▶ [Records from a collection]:
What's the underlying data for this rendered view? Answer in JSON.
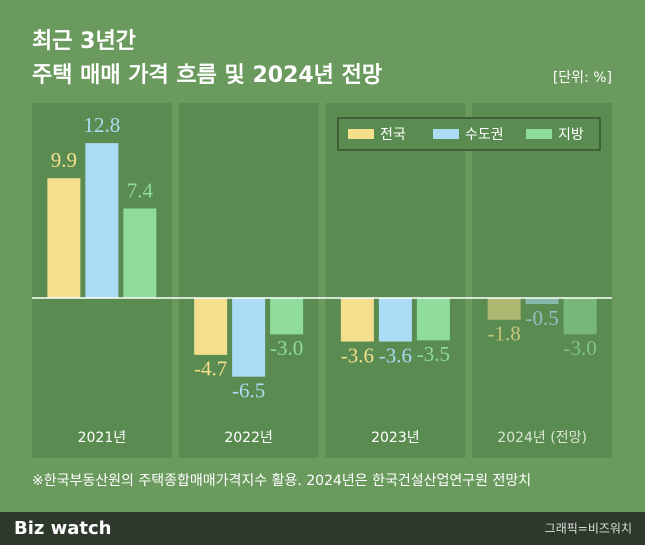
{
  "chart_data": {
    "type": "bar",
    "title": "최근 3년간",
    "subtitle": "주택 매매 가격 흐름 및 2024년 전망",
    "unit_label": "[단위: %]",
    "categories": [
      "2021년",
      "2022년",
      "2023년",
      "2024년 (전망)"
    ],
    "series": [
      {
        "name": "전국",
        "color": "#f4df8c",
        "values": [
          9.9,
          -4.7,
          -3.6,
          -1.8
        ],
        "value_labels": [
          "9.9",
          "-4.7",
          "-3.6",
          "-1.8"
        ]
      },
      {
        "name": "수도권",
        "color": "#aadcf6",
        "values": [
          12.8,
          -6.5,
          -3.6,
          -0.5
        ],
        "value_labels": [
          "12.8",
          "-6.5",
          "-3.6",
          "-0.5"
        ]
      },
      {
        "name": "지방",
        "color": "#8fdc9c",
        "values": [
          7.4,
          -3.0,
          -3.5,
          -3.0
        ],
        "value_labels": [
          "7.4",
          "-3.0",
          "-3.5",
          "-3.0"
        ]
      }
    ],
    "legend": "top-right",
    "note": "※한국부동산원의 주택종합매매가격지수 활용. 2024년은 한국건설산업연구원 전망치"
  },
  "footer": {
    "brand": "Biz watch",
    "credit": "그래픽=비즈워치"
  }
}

▶ [PROBLEM TO WORK ON]:
Quote each line of the listing exactly, but leave the pictures out.

▶ [REPLY]:
What's the underlying data for this rendered view? Answer in JSON.
{
  "chart_data": {
    "type": "bar",
    "title": "최근 3년간",
    "subtitle": "주택 매매 가격 흐름 및 2024년 전망",
    "unit_label": "[단위: %]",
    "categories": [
      "2021년",
      "2022년",
      "2023년",
      "2024년 (전망)"
    ],
    "series": [
      {
        "name": "전국",
        "color": "#f4df8c",
        "values": [
          9.9,
          -4.7,
          -3.6,
          -1.8
        ],
        "value_labels": [
          "9.9",
          "-4.7",
          "-3.6",
          "-1.8"
        ]
      },
      {
        "name": "수도권",
        "color": "#aadcf6",
        "values": [
          12.8,
          -6.5,
          -3.6,
          -0.5
        ],
        "value_labels": [
          "12.8",
          "-6.5",
          "-3.6",
          "-0.5"
        ]
      },
      {
        "name": "지방",
        "color": "#8fdc9c",
        "values": [
          7.4,
          -3.0,
          -3.5,
          -3.0
        ],
        "value_labels": [
          "7.4",
          "-3.0",
          "-3.5",
          "-3.0"
        ]
      }
    ],
    "legend": "top-right",
    "note": "※한국부동산원의 주택종합매매가격지수 활용. 2024년은 한국건설산업연구원 전망치"
  },
  "footer": {
    "brand": "Biz watch",
    "credit": "그래픽=비즈워치"
  }
}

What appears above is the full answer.